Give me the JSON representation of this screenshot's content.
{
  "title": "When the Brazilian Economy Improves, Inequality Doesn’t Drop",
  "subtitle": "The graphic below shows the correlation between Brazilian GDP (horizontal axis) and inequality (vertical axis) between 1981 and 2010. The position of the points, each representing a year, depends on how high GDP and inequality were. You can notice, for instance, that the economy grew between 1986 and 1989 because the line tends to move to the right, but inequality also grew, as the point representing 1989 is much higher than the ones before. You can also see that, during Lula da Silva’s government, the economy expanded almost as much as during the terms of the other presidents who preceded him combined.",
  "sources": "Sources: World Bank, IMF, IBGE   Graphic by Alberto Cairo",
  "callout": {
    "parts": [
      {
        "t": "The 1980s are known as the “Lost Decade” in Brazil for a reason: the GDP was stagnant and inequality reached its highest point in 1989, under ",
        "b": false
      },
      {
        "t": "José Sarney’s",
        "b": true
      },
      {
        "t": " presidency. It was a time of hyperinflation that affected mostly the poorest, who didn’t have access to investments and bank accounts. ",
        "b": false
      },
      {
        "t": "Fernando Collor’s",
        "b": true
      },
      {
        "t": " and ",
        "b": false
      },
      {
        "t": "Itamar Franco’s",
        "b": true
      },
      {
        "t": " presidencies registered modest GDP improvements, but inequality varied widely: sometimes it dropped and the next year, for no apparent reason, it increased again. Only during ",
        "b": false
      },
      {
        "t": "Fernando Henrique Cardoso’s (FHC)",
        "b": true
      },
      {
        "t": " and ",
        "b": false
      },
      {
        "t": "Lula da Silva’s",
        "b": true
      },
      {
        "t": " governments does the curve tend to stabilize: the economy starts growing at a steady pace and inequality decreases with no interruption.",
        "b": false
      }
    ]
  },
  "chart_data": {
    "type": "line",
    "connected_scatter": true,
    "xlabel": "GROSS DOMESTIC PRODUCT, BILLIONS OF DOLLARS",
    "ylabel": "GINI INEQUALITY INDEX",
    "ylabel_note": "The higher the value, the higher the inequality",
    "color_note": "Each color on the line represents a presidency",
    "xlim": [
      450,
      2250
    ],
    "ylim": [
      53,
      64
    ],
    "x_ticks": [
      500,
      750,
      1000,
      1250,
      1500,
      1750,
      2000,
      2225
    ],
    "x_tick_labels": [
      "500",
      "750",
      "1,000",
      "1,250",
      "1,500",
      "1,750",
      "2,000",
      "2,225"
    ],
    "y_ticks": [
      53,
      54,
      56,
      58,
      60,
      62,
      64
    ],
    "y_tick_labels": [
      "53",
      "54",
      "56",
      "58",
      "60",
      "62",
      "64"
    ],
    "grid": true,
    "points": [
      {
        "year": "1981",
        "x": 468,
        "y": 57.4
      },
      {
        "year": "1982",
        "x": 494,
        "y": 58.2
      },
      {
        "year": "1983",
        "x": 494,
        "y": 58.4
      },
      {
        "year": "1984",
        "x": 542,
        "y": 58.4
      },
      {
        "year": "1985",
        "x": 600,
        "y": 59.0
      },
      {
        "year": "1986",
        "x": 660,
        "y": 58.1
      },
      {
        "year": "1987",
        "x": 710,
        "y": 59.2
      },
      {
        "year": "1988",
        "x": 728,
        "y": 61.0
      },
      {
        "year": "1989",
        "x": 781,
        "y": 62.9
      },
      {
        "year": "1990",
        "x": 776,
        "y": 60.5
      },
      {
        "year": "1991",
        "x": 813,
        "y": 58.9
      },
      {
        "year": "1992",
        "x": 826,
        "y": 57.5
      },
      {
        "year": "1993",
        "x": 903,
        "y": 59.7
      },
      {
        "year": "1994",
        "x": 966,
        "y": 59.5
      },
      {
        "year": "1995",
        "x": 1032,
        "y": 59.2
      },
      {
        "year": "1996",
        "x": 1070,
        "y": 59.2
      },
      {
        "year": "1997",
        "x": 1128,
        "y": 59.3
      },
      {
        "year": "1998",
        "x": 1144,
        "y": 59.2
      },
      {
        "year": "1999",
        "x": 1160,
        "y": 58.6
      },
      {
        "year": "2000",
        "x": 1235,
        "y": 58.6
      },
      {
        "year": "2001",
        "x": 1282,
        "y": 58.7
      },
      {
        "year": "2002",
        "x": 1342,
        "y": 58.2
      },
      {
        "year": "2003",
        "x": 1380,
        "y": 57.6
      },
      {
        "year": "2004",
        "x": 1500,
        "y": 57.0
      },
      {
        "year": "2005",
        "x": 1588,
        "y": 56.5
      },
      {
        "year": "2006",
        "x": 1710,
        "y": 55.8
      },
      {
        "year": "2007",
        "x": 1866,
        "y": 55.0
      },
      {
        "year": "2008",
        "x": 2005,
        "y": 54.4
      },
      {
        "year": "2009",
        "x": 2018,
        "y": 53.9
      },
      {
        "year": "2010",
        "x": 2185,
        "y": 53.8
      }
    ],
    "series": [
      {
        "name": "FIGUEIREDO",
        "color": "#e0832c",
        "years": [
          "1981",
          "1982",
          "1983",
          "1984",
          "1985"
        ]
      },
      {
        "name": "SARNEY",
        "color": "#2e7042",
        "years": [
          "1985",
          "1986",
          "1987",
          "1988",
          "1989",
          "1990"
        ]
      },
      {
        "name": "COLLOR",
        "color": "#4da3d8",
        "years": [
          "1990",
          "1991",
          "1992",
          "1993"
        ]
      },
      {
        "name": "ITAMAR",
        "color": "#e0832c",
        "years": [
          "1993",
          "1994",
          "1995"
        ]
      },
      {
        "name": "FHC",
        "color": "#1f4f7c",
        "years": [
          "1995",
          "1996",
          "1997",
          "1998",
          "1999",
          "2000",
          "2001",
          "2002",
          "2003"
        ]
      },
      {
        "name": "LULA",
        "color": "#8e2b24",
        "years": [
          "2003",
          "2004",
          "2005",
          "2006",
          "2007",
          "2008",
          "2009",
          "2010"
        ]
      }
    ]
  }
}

————————

--- What the exercise asks ---
Retype the listing. Match it exactly.

--- Solution to the exercise ---
Give me the JSON representation of this screenshot's content.
{
  "title": "When the Brazilian Economy Improves, Inequality Doesn’t Drop",
  "subtitle": "The graphic below shows the correlation between Brazilian GDP (horizontal axis) and inequality (vertical axis) between 1981 and 2010. The position of the points, each representing a year, depends on how high GDP and inequality were. You can notice, for instance, that the economy grew between 1986 and 1989 because the line tends to move to the right, but inequality also grew, as the point representing 1989 is much higher than the ones before. You can also see that, during Lula da Silva’s government, the economy expanded almost as much as during the terms of the other presidents who preceded him combined.",
  "sources": "Sources: World Bank, IMF, IBGE   Graphic by Alberto Cairo",
  "callout": {
    "parts": [
      {
        "t": "The 1980s are known as the “Lost Decade” in Brazil for a reason: the GDP was stagnant and inequality reached its highest point in 1989, under ",
        "b": false
      },
      {
        "t": "José Sarney’s",
        "b": true
      },
      {
        "t": " presidency. It was a time of hyperinflation that affected mostly the poorest, who didn’t have access to investments and bank accounts. ",
        "b": false
      },
      {
        "t": "Fernando Collor’s",
        "b": true
      },
      {
        "t": " and ",
        "b": false
      },
      {
        "t": "Itamar Franco’s",
        "b": true
      },
      {
        "t": " presidencies registered modest GDP improvements, but inequality varied widely: sometimes it dropped and the next year, for no apparent reason, it increased again. Only during ",
        "b": false
      },
      {
        "t": "Fernando Henrique Cardoso’s (FHC)",
        "b": true
      },
      {
        "t": " and ",
        "b": false
      },
      {
        "t": "Lula da Silva’s",
        "b": true
      },
      {
        "t": " governments does the curve tend to stabilize: the economy starts growing at a steady pace and inequality decreases with no interruption.",
        "b": false
      }
    ]
  },
  "chart_data": {
    "type": "line",
    "connected_scatter": true,
    "xlabel": "GROSS DOMESTIC PRODUCT, BILLIONS OF DOLLARS",
    "ylabel": "GINI INEQUALITY INDEX",
    "ylabel_note": "The higher the value, the higher the inequality",
    "color_note": "Each color on the line represents a presidency",
    "xlim": [
      450,
      2250
    ],
    "ylim": [
      53,
      64
    ],
    "x_ticks": [
      500,
      750,
      1000,
      1250,
      1500,
      1750,
      2000,
      2225
    ],
    "x_tick_labels": [
      "500",
      "750",
      "1,000",
      "1,250",
      "1,500",
      "1,750",
      "2,000",
      "2,225"
    ],
    "y_ticks": [
      53,
      54,
      56,
      58,
      60,
      62,
      64
    ],
    "y_tick_labels": [
      "53",
      "54",
      "56",
      "58",
      "60",
      "62",
      "64"
    ],
    "grid": true,
    "points": [
      {
        "year": "1981",
        "x": 468,
        "y": 57.4
      },
      {
        "year": "1982",
        "x": 494,
        "y": 58.2
      },
      {
        "year": "1983",
        "x": 494,
        "y": 58.4
      },
      {
        "year": "1984",
        "x": 542,
        "y": 58.4
      },
      {
        "year": "1985",
        "x": 600,
        "y": 59.0
      },
      {
        "year": "1986",
        "x": 660,
        "y": 58.1
      },
      {
        "year": "1987",
        "x": 710,
        "y": 59.2
      },
      {
        "year": "1988",
        "x": 728,
        "y": 61.0
      },
      {
        "year": "1989",
        "x": 781,
        "y": 62.9
      },
      {
        "year": "1990",
        "x": 776,
        "y": 60.5
      },
      {
        "year": "1991",
        "x": 813,
        "y": 58.9
      },
      {
        "year": "1992",
        "x": 826,
        "y": 57.5
      },
      {
        "year": "1993",
        "x": 903,
        "y": 59.7
      },
      {
        "year": "1994",
        "x": 966,
        "y": 59.5
      },
      {
        "year": "1995",
        "x": 1032,
        "y": 59.2
      },
      {
        "year": "1996",
        "x": 1070,
        "y": 59.2
      },
      {
        "year": "1997",
        "x": 1128,
        "y": 59.3
      },
      {
        "year": "1998",
        "x": 1144,
        "y": 59.2
      },
      {
        "year": "1999",
        "x": 1160,
        "y": 58.6
      },
      {
        "year": "2000",
        "x": 1235,
        "y": 58.6
      },
      {
        "year": "2001",
        "x": 1282,
        "y": 58.7
      },
      {
        "year": "2002",
        "x": 1342,
        "y": 58.2
      },
      {
        "year": "2003",
        "x": 1380,
        "y": 57.6
      },
      {
        "year": "2004",
        "x": 1500,
        "y": 57.0
      },
      {
        "year": "2005",
        "x": 1588,
        "y": 56.5
      },
      {
        "year": "2006",
        "x": 1710,
        "y": 55.8
      },
      {
        "year": "2007",
        "x": 1866,
        "y": 55.0
      },
      {
        "year": "2008",
        "x": 2005,
        "y": 54.4
      },
      {
        "year": "2009",
        "x": 2018,
        "y": 53.9
      },
      {
        "year": "2010",
        "x": 2185,
        "y": 53.8
      }
    ],
    "series": [
      {
        "name": "FIGUEIREDO",
        "color": "#e0832c",
        "years": [
          "1981",
          "1982",
          "1983",
          "1984",
          "1985"
        ]
      },
      {
        "name": "SARNEY",
        "color": "#2e7042",
        "years": [
          "1985",
          "1986",
          "1987",
          "1988",
          "1989",
          "1990"
        ]
      },
      {
        "name": "COLLOR",
        "color": "#4da3d8",
        "years": [
          "1990",
          "1991",
          "1992",
          "1993"
        ]
      },
      {
        "name": "ITAMAR",
        "color": "#e0832c",
        "years": [
          "1993",
          "1994",
          "1995"
        ]
      },
      {
        "name": "FHC",
        "color": "#1f4f7c",
        "years": [
          "1995",
          "1996",
          "1997",
          "1998",
          "1999",
          "2000",
          "2001",
          "2002",
          "2003"
        ]
      },
      {
        "name": "LULA",
        "color": "#8e2b24",
        "years": [
          "2003",
          "2004",
          "2005",
          "2006",
          "2007",
          "2008",
          "2009",
          "2010"
        ]
      }
    ]
  }
}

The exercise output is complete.